— Begin ENTRIES —
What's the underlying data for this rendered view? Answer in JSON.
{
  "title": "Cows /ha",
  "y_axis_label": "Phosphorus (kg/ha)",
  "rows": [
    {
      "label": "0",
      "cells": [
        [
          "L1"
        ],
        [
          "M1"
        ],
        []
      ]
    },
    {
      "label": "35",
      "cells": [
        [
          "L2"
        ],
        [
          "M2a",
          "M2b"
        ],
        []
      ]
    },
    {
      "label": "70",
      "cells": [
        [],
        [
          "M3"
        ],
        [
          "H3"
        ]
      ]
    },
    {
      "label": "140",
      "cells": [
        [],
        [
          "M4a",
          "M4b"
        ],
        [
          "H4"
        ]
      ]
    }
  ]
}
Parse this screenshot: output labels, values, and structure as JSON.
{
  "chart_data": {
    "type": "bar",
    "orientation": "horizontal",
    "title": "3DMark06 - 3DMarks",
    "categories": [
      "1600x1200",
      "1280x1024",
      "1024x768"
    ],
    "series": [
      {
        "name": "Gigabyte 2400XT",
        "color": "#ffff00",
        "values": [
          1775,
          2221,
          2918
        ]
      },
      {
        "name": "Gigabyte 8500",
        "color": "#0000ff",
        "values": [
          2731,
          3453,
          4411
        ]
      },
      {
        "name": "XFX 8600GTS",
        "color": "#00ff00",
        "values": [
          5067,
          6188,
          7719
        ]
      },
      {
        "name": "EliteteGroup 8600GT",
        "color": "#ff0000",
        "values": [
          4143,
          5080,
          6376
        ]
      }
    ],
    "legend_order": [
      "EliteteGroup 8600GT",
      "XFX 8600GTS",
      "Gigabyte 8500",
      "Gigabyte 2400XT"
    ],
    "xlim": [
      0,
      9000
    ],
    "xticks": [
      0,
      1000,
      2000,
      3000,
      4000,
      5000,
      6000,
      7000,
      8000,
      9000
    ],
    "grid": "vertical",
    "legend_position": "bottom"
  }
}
— End ENTRIES —
» **PROBLEM DESCRIPTION**:
Output the lines above verbatim and in full.

» **RESULT FOR THIS TASK**:
What's the underlying data for this rendered view? Answer in JSON.
{
  "title": "Cows /ha",
  "y_axis_label": "Phosphorus (kg/ha)",
  "rows": [
    {
      "label": "0",
      "cells": [
        [
          "L1"
        ],
        [
          "M1"
        ],
        []
      ]
    },
    {
      "label": "35",
      "cells": [
        [
          "L2"
        ],
        [
          "M2a",
          "M2b"
        ],
        []
      ]
    },
    {
      "label": "70",
      "cells": [
        [],
        [
          "M3"
        ],
        [
          "H3"
        ]
      ]
    },
    {
      "label": "140",
      "cells": [
        [],
        [
          "M4a",
          "M4b"
        ],
        [
          "H4"
        ]
      ]
    }
  ]
}
Parse this screenshot: output labels, values, and structure as JSON.
{
  "chart_data": {
    "type": "bar",
    "orientation": "horizontal",
    "title": "3DMark06 - 3DMarks",
    "categories": [
      "1600x1200",
      "1280x1024",
      "1024x768"
    ],
    "series": [
      {
        "name": "Gigabyte 2400XT",
        "color": "#ffff00",
        "values": [
          1775,
          2221,
          2918
        ]
      },
      {
        "name": "Gigabyte 8500",
        "color": "#0000ff",
        "values": [
          2731,
          3453,
          4411
        ]
      },
      {
        "name": "XFX 8600GTS",
        "color": "#00ff00",
        "values": [
          5067,
          6188,
          7719
        ]
      },
      {
        "name": "EliteteGroup 8600GT",
        "color": "#ff0000",
        "values": [
          4143,
          5080,
          6376
        ]
      }
    ],
    "legend_order": [
      "EliteteGroup 8600GT",
      "XFX 8600GTS",
      "Gigabyte 8500",
      "Gigabyte 2400XT"
    ],
    "xlim": [
      0,
      9000
    ],
    "xticks": [
      0,
      1000,
      2000,
      3000,
      4000,
      5000,
      6000,
      7000,
      8000,
      9000
    ],
    "grid": "vertical",
    "legend_position": "bottom"
  }
}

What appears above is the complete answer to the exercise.